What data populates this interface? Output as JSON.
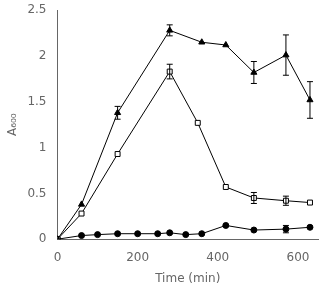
{
  "chart_data": {
    "type": "line",
    "xlabel": "Time (min)",
    "ylabel": "A₆₀₀",
    "xlim": [
      0,
      650
    ],
    "ylim": [
      0,
      2.5
    ],
    "xticks": [
      0,
      200,
      400,
      600
    ],
    "yticks": [
      0,
      0.5,
      1,
      1.5,
      2,
      2.5
    ],
    "grid": false,
    "color": "black",
    "series": [
      {
        "marker": "triangle",
        "line_style": "solid",
        "x": [
          0,
          60,
          150,
          280,
          360,
          420,
          490,
          570,
          630
        ],
        "values": [
          0,
          0.38,
          1.38,
          2.28,
          2.15,
          2.12,
          1.82,
          2.01,
          1.52
        ],
        "yerr": [
          0,
          0.0,
          0.07,
          0.06,
          0.0,
          0.0,
          0.12,
          0.22,
          0.2
        ]
      },
      {
        "marker": "open_square",
        "line_style": "solid",
        "x": [
          0,
          60,
          150,
          280,
          350,
          420,
          490,
          570,
          630
        ],
        "values": [
          0,
          0.28,
          0.93,
          1.83,
          1.27,
          0.57,
          0.45,
          0.42,
          0.4
        ],
        "yerr": [
          0,
          0.0,
          0.0,
          0.08,
          0.0,
          0.0,
          0.06,
          0.05,
          0.0
        ]
      },
      {
        "marker": "circle",
        "line_style": "solid",
        "x": [
          0,
          60,
          100,
          150,
          200,
          250,
          280,
          320,
          360,
          420,
          490,
          570,
          630
        ],
        "values": [
          0,
          0.04,
          0.05,
          0.06,
          0.06,
          0.06,
          0.07,
          0.05,
          0.06,
          0.15,
          0.1,
          0.11,
          0.13
        ],
        "yerr": [
          0,
          0,
          0,
          0,
          0,
          0,
          0,
          0,
          0,
          0,
          0,
          0.04,
          0
        ]
      }
    ]
  }
}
-=-=-
» **Problem requirements**
Reproduce every line of the material precisely, omitting its pictures.

» **Problem solution**
What data populates this interface? Output as JSON.
{
  "chart_data": {
    "type": "line",
    "xlabel": "Time (min)",
    "ylabel": "A₆₀₀",
    "xlim": [
      0,
      650
    ],
    "ylim": [
      0,
      2.5
    ],
    "xticks": [
      0,
      200,
      400,
      600
    ],
    "yticks": [
      0,
      0.5,
      1,
      1.5,
      2,
      2.5
    ],
    "grid": false,
    "color": "black",
    "series": [
      {
        "marker": "triangle",
        "line_style": "solid",
        "x": [
          0,
          60,
          150,
          280,
          360,
          420,
          490,
          570,
          630
        ],
        "values": [
          0,
          0.38,
          1.38,
          2.28,
          2.15,
          2.12,
          1.82,
          2.01,
          1.52
        ],
        "yerr": [
          0,
          0.0,
          0.07,
          0.06,
          0.0,
          0.0,
          0.12,
          0.22,
          0.2
        ]
      },
      {
        "marker": "open_square",
        "line_style": "solid",
        "x": [
          0,
          60,
          150,
          280,
          350,
          420,
          490,
          570,
          630
        ],
        "values": [
          0,
          0.28,
          0.93,
          1.83,
          1.27,
          0.57,
          0.45,
          0.42,
          0.4
        ],
        "yerr": [
          0,
          0.0,
          0.0,
          0.08,
          0.0,
          0.0,
          0.06,
          0.05,
          0.0
        ]
      },
      {
        "marker": "circle",
        "line_style": "solid",
        "x": [
          0,
          60,
          100,
          150,
          200,
          250,
          280,
          320,
          360,
          420,
          490,
          570,
          630
        ],
        "values": [
          0,
          0.04,
          0.05,
          0.06,
          0.06,
          0.06,
          0.07,
          0.05,
          0.06,
          0.15,
          0.1,
          0.11,
          0.13
        ],
        "yerr": [
          0,
          0,
          0,
          0,
          0,
          0,
          0,
          0,
          0,
          0,
          0,
          0.04,
          0
        ]
      }
    ]
  }
}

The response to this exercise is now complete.